Required work – From the entries below, extract every line that includes the word "Fahrzeug".
"""
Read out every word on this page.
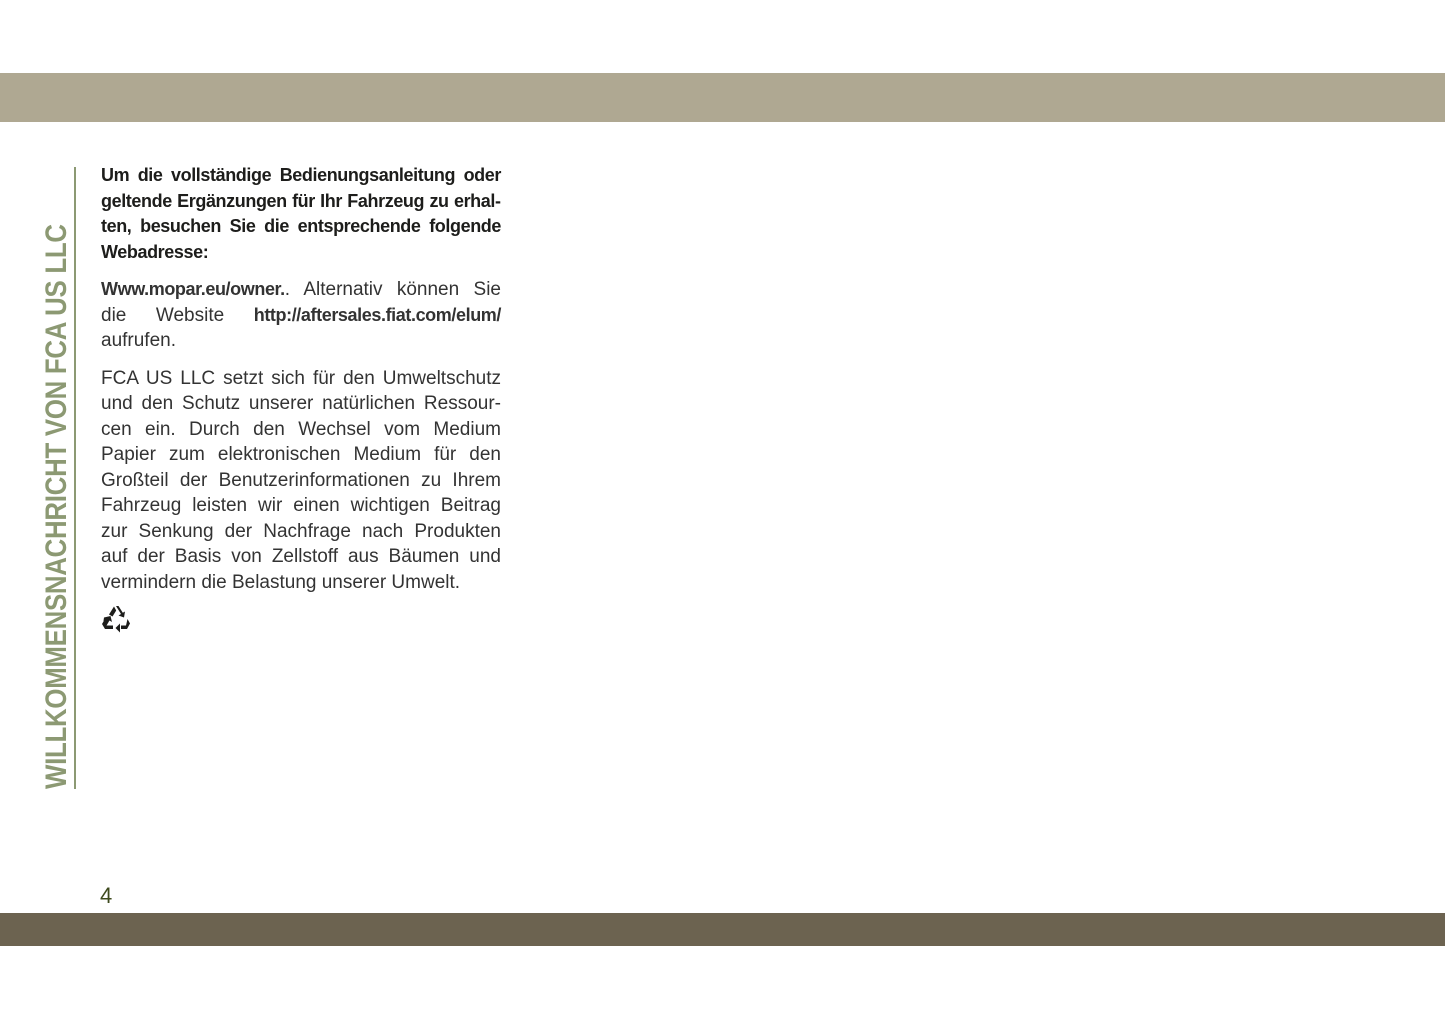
WILLKOMMENSNACHRICHT VON FCA US LLC

Um die vollständige Bedienungsanleitung oder geltende Ergänzungen für Ihr Fahrzeug zu erhalten, besuchen Sie die entsprechende folgende Webadresse:

Www.mopar.eu/owner.. Alternativ können Sie die Website http://aftersales.fiat.com/elum/ aufrufen.

FCA US LLC setzt sich für den Umweltschutz und den Schutz unserer natürlichen Ressourcen ein. Durch den Wechsel vom Medium Papier zum elektronischen Medium für den Großteil der Benutzerinformationen zu Ihrem Fahrzeug leisten wir einen wichtigen Beitrag zur Senkung der Nachfrage nach Produkten auf der Basis von Zellstoff aus Bäumen und vermindern die Belastung unserer Umwelt.

4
"""
Completed exercise –
Um die vollständige Bedienungsanleitung oder geltende Ergänzungen für Ihr Fahrzeug zu erhalten, besuchen Sie die entsprechende folgende Webadresse:
FCA US LLC setzt sich für den Umweltschutz und den Schutz unserer natürlichen Ressourcen ein. Durch den Wechsel vom Medium Papier zum elektronischen Medium für den Großteil der Benutzerinformationen zu Ihrem Fahrzeug leisten wir einen wichtigen Beitrag zur Senkung der Nachfrage nach Produkten auf der Basis von Zellstoff aus Bäumen und vermindern die Belastung unserer Umwelt.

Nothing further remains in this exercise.